▸ Aim of the task
Give the number of lines below that contain the word "into", and nothing else.

▸ Data lines
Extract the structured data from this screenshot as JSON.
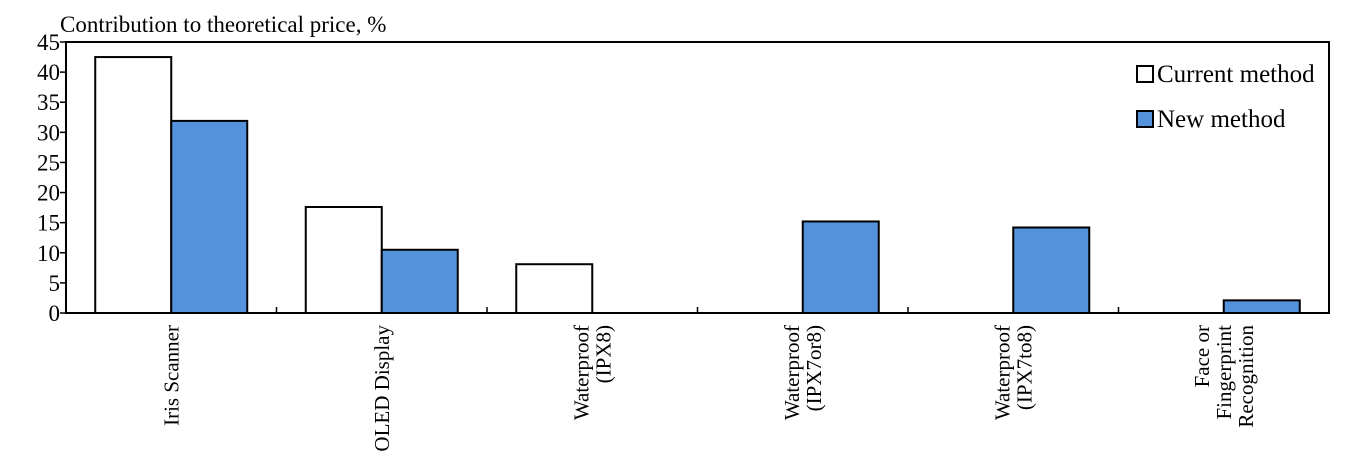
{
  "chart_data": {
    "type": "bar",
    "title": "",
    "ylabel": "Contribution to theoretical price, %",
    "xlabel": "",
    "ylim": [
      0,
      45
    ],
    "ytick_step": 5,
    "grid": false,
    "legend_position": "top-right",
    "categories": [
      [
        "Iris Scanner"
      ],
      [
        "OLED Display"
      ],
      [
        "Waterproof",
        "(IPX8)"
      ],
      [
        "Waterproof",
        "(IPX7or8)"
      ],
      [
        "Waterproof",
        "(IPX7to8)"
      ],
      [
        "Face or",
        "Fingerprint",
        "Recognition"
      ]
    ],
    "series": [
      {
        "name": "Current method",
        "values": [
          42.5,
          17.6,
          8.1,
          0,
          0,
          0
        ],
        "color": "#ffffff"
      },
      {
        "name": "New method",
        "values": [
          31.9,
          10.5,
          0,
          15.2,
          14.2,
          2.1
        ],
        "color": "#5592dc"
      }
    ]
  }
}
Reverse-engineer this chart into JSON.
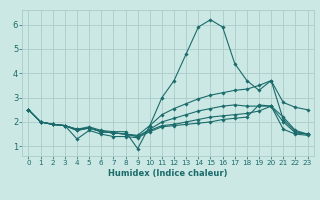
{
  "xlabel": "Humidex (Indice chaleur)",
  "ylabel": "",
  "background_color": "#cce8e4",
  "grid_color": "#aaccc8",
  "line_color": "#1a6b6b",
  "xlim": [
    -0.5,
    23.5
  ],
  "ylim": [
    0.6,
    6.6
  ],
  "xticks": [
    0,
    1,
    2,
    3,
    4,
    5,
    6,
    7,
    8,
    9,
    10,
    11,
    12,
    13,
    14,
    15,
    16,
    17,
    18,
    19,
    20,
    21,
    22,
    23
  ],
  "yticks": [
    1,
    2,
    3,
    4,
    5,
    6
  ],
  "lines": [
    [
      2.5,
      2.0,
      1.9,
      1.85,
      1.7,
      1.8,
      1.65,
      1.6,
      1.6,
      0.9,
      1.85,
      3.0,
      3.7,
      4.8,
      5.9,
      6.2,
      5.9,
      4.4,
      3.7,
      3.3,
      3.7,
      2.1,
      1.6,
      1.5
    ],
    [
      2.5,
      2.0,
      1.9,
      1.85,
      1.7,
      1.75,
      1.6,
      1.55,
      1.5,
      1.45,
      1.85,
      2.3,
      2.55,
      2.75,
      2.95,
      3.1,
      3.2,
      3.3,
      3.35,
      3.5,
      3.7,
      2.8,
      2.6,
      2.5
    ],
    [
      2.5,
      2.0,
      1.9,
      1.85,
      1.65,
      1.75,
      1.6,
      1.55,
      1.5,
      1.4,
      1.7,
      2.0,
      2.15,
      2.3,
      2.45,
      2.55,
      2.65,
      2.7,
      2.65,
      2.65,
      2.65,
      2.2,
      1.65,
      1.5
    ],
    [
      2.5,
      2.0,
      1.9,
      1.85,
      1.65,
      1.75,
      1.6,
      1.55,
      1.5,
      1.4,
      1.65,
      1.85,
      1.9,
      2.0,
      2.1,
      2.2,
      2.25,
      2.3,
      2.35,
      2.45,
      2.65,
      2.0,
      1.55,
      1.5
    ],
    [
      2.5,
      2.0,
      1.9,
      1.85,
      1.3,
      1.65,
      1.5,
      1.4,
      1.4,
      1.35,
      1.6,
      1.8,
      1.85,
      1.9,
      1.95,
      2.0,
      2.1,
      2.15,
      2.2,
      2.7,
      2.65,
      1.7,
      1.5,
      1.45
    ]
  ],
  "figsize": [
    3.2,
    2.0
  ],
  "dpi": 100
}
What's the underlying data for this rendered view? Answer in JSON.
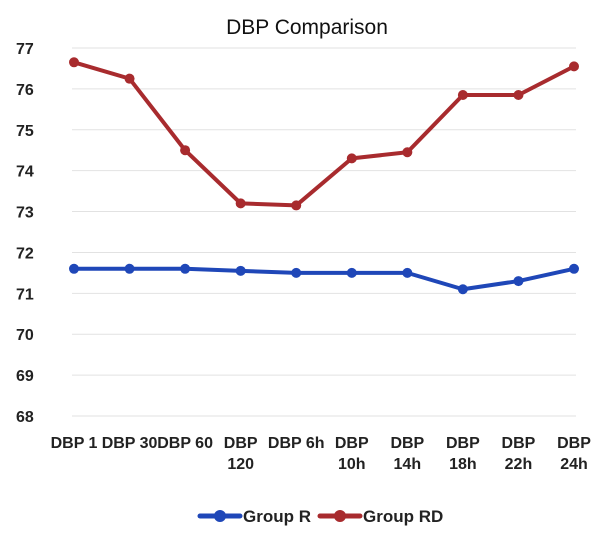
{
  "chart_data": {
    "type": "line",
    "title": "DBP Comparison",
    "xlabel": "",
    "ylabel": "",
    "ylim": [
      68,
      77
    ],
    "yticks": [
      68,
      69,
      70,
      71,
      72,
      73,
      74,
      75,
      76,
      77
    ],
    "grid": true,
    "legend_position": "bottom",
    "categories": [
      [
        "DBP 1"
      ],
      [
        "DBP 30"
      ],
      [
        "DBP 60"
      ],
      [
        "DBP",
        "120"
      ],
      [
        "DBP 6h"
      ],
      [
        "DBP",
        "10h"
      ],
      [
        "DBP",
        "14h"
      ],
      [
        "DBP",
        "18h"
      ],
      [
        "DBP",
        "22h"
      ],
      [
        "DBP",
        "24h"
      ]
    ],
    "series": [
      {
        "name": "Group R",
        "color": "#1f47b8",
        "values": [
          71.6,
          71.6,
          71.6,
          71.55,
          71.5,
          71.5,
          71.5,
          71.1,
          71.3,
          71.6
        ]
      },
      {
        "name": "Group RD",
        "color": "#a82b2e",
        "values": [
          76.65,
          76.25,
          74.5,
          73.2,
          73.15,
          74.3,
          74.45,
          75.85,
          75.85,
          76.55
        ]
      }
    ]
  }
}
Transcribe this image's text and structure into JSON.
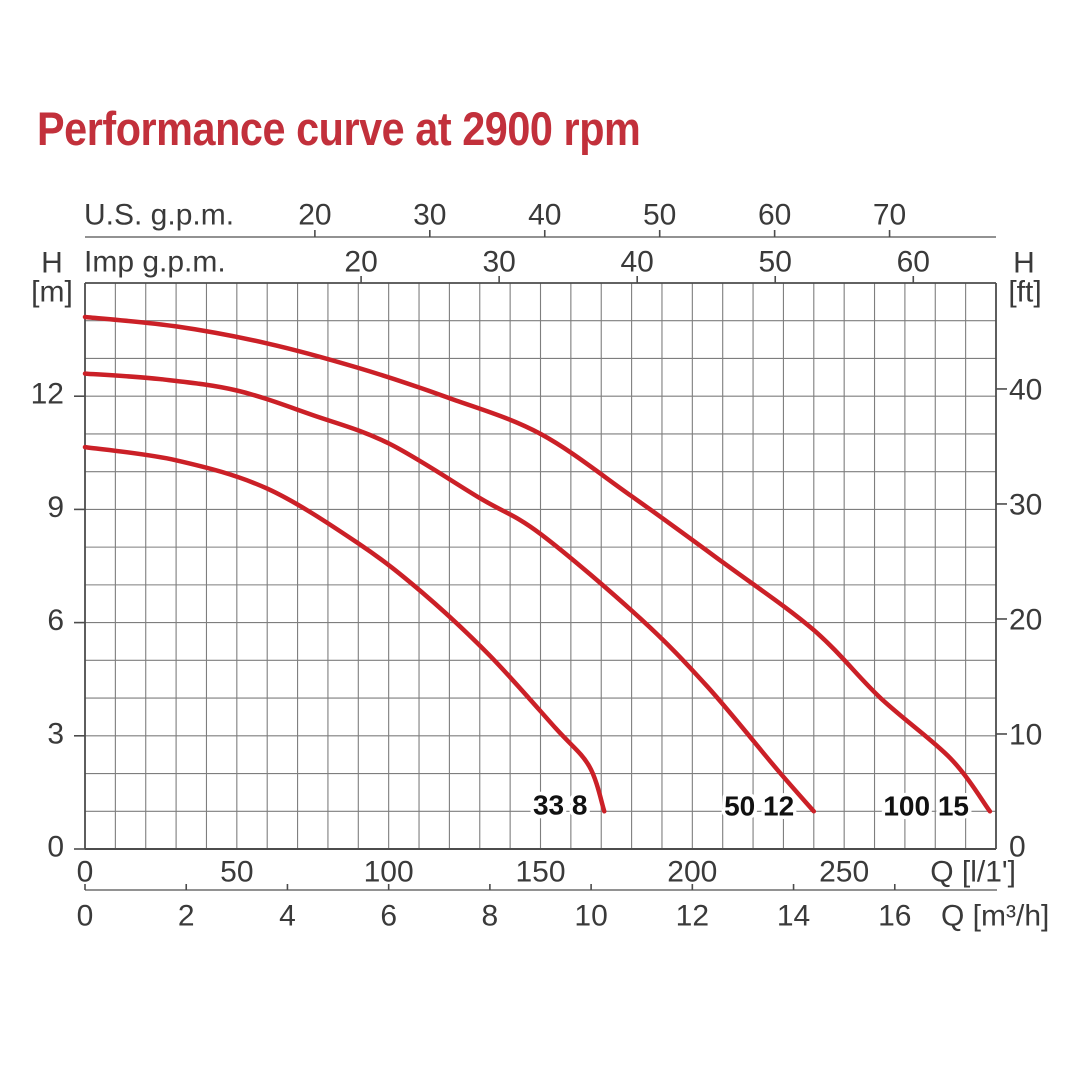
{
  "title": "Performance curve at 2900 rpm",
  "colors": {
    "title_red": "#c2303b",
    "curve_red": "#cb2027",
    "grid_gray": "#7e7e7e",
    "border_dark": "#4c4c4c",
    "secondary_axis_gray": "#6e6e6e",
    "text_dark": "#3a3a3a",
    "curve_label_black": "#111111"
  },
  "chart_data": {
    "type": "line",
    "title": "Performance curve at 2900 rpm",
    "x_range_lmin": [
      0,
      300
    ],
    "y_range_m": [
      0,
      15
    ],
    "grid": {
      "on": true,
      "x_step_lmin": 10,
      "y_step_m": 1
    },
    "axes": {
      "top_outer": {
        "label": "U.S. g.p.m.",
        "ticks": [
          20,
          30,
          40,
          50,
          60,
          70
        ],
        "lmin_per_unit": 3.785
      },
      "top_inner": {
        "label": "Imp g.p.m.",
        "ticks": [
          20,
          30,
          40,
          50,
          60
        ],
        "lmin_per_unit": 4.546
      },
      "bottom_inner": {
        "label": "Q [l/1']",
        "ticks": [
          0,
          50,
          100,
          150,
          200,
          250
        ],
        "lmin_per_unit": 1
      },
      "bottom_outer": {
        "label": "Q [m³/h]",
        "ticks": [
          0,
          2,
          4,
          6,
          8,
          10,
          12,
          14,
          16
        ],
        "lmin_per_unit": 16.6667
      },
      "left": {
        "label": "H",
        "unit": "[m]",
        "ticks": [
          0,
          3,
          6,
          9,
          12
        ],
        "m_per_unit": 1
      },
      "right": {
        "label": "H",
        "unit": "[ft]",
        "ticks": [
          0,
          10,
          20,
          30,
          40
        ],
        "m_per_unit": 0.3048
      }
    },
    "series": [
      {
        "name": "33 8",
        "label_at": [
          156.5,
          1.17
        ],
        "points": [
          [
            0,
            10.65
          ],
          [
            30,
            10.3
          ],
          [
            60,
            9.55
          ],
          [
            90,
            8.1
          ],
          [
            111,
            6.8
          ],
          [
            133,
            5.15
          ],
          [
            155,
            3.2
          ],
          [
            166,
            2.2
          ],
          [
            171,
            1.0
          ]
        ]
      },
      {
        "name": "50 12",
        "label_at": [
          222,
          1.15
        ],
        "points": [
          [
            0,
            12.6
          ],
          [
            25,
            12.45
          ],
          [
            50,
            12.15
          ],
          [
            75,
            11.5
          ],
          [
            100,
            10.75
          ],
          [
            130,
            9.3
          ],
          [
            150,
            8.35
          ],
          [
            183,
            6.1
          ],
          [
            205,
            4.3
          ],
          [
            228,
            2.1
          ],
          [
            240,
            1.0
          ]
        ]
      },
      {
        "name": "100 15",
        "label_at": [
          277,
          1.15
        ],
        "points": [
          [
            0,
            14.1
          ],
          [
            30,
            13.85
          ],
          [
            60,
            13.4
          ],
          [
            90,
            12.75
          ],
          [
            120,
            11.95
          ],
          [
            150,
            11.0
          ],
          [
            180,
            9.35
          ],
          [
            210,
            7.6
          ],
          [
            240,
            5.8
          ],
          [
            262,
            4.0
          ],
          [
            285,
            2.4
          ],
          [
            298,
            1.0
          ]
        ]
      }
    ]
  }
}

▸ Answer to this problem
2